» Work to complete: Copy the data below exactly.

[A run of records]
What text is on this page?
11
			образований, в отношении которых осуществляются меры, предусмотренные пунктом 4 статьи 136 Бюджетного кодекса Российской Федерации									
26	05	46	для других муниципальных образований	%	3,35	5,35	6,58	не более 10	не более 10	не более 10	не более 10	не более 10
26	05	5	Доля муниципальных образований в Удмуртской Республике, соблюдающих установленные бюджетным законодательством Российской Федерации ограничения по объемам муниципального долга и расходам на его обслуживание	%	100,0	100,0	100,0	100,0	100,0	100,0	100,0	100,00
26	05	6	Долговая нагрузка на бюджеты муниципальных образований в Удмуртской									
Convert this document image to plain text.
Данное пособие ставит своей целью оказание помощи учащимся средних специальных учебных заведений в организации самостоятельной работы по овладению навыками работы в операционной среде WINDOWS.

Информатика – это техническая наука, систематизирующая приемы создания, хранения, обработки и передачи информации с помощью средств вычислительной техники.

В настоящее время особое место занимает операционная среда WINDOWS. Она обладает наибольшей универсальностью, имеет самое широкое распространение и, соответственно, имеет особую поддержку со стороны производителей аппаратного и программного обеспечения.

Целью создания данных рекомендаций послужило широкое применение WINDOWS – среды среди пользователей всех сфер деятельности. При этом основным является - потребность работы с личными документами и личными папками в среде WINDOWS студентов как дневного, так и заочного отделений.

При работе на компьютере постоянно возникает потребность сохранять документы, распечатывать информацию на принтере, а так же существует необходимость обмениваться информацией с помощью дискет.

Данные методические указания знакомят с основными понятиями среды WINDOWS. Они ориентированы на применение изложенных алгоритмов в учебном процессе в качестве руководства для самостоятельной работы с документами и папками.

» Exercise result:
What text is on this page?
11
			образований, в отношении которых осуществляются меры, предусмотренные пунктом 4 статьи 136 Бюджетного кодекса Российской Федерации									
26	05	46	для других муниципальных образований	%	3,35	5,35	6,58	не более 10	не более 10	не более 10	не более 10	не более 10
26	05	5	Доля муниципальных образований в Удмуртской Республике, соблюдающих установленные бюджетным законодательством Российской Федерации ограничения по объемам муниципального долга и расходам на его обслуживание	%	100,0	100,0	100,0	100,0	100,0	100,0	100,0	100,00
26	05	6	Долговая нагрузка на бюджеты муниципальных образований в Удмуртской									
Convert this document image to plain text.
Данное пособие ставит своей целью оказание помощи учащимся средних специальных учебных заведений в организации самостоятельной работы по овладению навыками работы в операционной среде WINDOWS.

Информатика – это техническая наука, систематизирующая приемы создания, хранения, обработки и передачи информации с помощью средств вычислительной техники.

В настоящее время особое место занимает операционная среда WINDOWS. Она обладает наибольшей универсальностью, имеет самое широкое распространение и, соответственно, имеет особую поддержку со стороны производителей аппаратного и программного обеспечения.

Целью создания данных рекомендаций послужило широкое применение WINDOWS – среды среди пользователей всех сфер деятельности. При этом основным является - потребность работы с личными документами и личными папками в среде WINDOWS студентов как дневного, так и заочного отделений.

При работе на компьютере постоянно возникает потребность сохранять документы, распечатывать информацию на принтере, а так же существует необходимость обмениваться информацией с помощью дискет.

Данные методические указания знакомят с основными понятиями среды WINDOWS. Они ориентированы на применение изложенных алгоритмов в учебном процессе в качестве руководства для самостоятельной работы с документами и папками.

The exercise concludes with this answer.